■ Dataset entries:
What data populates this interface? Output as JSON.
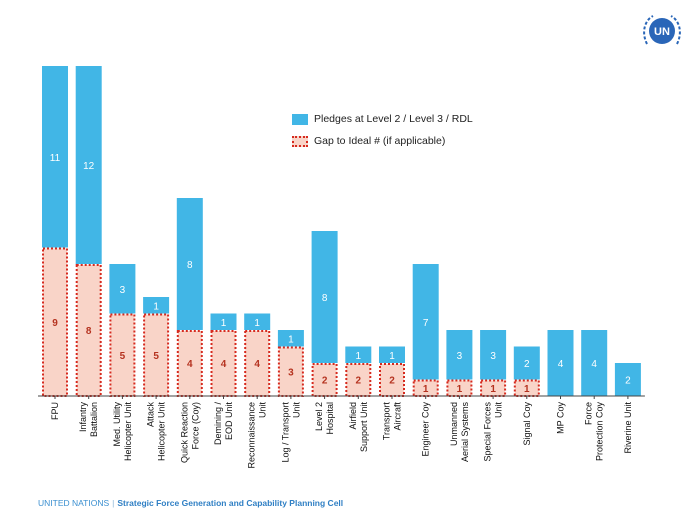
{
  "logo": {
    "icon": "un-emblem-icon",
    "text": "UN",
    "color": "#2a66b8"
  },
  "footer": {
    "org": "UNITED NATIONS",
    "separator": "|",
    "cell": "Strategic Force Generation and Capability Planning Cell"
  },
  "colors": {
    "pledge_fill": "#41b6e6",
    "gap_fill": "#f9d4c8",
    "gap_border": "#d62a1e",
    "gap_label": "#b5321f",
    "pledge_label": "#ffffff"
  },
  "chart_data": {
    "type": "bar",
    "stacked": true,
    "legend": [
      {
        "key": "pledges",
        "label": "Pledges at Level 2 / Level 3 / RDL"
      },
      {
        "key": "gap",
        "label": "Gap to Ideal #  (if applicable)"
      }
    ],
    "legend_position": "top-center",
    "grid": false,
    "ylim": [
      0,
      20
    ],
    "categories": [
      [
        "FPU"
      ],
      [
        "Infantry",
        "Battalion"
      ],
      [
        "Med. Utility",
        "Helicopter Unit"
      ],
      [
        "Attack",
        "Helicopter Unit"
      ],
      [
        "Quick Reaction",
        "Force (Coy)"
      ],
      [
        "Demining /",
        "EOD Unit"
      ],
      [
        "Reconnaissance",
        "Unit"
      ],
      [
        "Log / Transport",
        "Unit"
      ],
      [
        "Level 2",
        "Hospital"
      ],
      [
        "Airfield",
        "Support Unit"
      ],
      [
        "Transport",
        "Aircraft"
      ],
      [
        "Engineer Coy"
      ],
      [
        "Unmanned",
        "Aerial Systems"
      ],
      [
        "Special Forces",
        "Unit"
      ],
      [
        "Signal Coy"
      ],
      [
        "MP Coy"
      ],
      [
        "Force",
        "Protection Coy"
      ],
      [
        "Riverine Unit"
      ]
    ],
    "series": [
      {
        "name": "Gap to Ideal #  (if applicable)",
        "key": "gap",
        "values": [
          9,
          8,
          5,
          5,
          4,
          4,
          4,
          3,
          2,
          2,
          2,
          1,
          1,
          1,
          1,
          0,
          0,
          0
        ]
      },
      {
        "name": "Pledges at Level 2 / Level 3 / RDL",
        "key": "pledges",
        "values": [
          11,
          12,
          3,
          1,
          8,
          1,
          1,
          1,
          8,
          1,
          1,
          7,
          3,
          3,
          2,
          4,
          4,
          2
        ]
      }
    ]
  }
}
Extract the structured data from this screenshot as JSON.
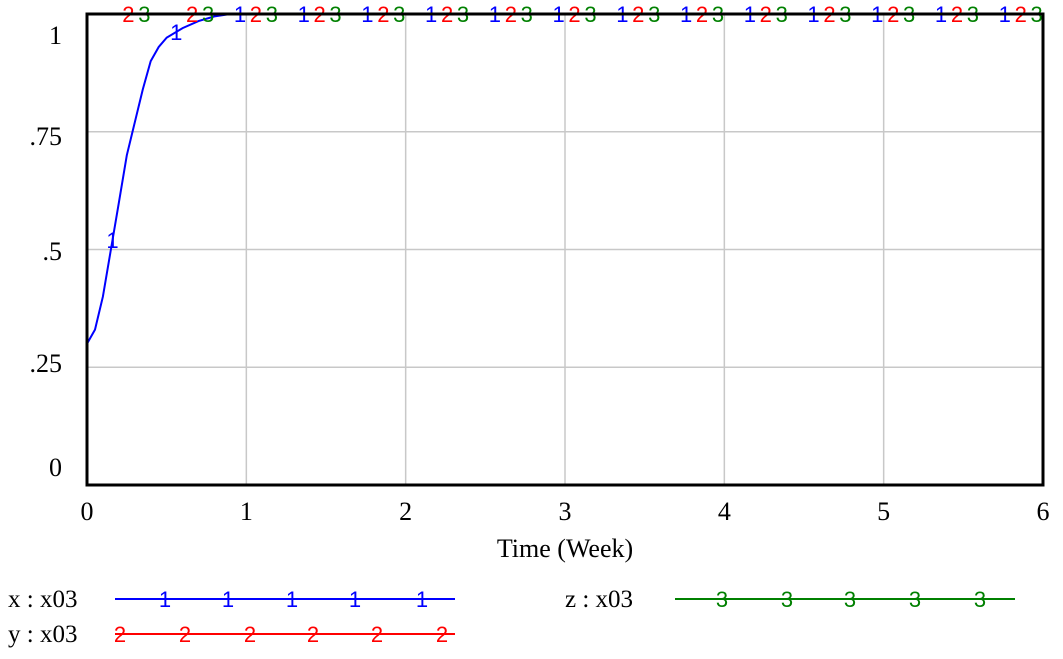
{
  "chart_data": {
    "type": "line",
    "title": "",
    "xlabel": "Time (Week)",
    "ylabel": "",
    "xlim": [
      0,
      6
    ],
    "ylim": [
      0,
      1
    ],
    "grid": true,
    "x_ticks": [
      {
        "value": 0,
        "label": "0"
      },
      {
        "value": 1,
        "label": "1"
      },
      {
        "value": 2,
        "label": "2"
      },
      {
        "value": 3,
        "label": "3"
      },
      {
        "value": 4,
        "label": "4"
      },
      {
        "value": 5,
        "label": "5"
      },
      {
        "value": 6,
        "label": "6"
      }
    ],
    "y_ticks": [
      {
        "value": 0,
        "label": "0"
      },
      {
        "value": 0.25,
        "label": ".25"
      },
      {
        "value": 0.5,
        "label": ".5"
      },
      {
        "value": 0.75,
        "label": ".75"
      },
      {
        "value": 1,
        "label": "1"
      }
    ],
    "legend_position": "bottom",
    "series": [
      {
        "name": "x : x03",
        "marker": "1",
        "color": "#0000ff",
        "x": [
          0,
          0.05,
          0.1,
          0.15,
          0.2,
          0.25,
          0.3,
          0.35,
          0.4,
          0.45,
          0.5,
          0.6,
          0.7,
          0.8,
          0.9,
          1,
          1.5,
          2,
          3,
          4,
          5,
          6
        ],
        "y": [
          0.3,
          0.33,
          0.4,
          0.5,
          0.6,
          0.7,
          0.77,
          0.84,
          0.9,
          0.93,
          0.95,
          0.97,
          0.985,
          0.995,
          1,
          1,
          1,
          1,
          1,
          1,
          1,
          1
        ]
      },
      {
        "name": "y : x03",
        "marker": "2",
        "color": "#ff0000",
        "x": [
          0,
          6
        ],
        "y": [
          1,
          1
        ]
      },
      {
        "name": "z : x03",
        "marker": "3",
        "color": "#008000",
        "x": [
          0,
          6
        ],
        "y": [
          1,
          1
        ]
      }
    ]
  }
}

■ Short problem: Extract all the entries word for word; omit any pictures.

■ Final answer:
What data populates this interface? Output as JSON.
{
  "logo": {
    "icon": "un-emblem-icon",
    "text": "UN",
    "color": "#2a66b8"
  },
  "footer": {
    "org": "UNITED NATIONS",
    "separator": "|",
    "cell": "Strategic Force Generation and Capability Planning Cell"
  },
  "colors": {
    "pledge_fill": "#41b6e6",
    "gap_fill": "#f9d4c8",
    "gap_border": "#d62a1e",
    "gap_label": "#b5321f",
    "pledge_label": "#ffffff"
  },
  "chart_data": {
    "type": "bar",
    "stacked": true,
    "legend": [
      {
        "key": "pledges",
        "label": "Pledges at Level 2 / Level 3 / RDL"
      },
      {
        "key": "gap",
        "label": "Gap to Ideal #  (if applicable)"
      }
    ],
    "legend_position": "top-center",
    "grid": false,
    "ylim": [
      0,
      20
    ],
    "categories": [
      [
        "FPU"
      ],
      [
        "Infantry",
        "Battalion"
      ],
      [
        "Med. Utility",
        "Helicopter Unit"
      ],
      [
        "Attack",
        "Helicopter Unit"
      ],
      [
        "Quick Reaction",
        "Force (Coy)"
      ],
      [
        "Demining /",
        "EOD Unit"
      ],
      [
        "Reconnaissance",
        "Unit"
      ],
      [
        "Log / Transport",
        "Unit"
      ],
      [
        "Level 2",
        "Hospital"
      ],
      [
        "Airfield",
        "Support Unit"
      ],
      [
        "Transport",
        "Aircraft"
      ],
      [
        "Engineer Coy"
      ],
      [
        "Unmanned",
        "Aerial Systems"
      ],
      [
        "Special Forces",
        "Unit"
      ],
      [
        "Signal Coy"
      ],
      [
        "MP Coy"
      ],
      [
        "Force",
        "Protection Coy"
      ],
      [
        "Riverine Unit"
      ]
    ],
    "series": [
      {
        "name": "Gap to Ideal #  (if applicable)",
        "key": "gap",
        "values": [
          9,
          8,
          5,
          5,
          4,
          4,
          4,
          3,
          2,
          2,
          2,
          1,
          1,
          1,
          1,
          0,
          0,
          0
        ]
      },
      {
        "name": "Pledges at Level 2 / Level 3 / RDL",
        "key": "pledges",
        "values": [
          11,
          12,
          3,
          1,
          8,
          1,
          1,
          1,
          8,
          1,
          1,
          7,
          3,
          3,
          2,
          4,
          4,
          2
        ]
      }
    ]
  }
}
Extract the structured data from this screenshot as JSON.
{
  "chart_data": {
    "type": "line",
    "title": "",
    "xlabel": "Time (Week)",
    "ylabel": "",
    "xlim": [
      0,
      6
    ],
    "ylim": [
      0,
      1
    ],
    "grid": true,
    "x_ticks": [
      {
        "value": 0,
        "label": "0"
      },
      {
        "value": 1,
        "label": "1"
      },
      {
        "value": 2,
        "label": "2"
      },
      {
        "value": 3,
        "label": "3"
      },
      {
        "value": 4,
        "label": "4"
      },
      {
        "value": 5,
        "label": "5"
      },
      {
        "value": 6,
        "label": "6"
      }
    ],
    "y_ticks": [
      {
        "value": 0,
        "label": "0"
      },
      {
        "value": 0.25,
        "label": ".25"
      },
      {
        "value": 0.5,
        "label": ".5"
      },
      {
        "value": 0.75,
        "label": ".75"
      },
      {
        "value": 1,
        "label": "1"
      }
    ],
    "legend_position": "bottom",
    "series": [
      {
        "name": "x : x03",
        "marker": "1",
        "color": "#0000ff",
        "x": [
          0,
          0.05,
          0.1,
          0.15,
          0.2,
          0.25,
          0.3,
          0.35,
          0.4,
          0.45,
          0.5,
          0.6,
          0.7,
          0.8,
          0.9,
          1,
          1.5,
          2,
          3,
          4,
          5,
          6
        ],
        "y": [
          0.3,
          0.33,
          0.4,
          0.5,
          0.6,
          0.7,
          0.77,
          0.84,
          0.9,
          0.93,
          0.95,
          0.97,
          0.985,
          0.995,
          1,
          1,
          1,
          1,
          1,
          1,
          1,
          1
        ]
      },
      {
        "name": "y : x03",
        "marker": "2",
        "color": "#ff0000",
        "x": [
          0,
          6
        ],
        "y": [
          1,
          1
        ]
      },
      {
        "name": "z : x03",
        "marker": "3",
        "color": "#008000",
        "x": [
          0,
          6
        ],
        "y": [
          1,
          1
        ]
      }
    ]
  }
}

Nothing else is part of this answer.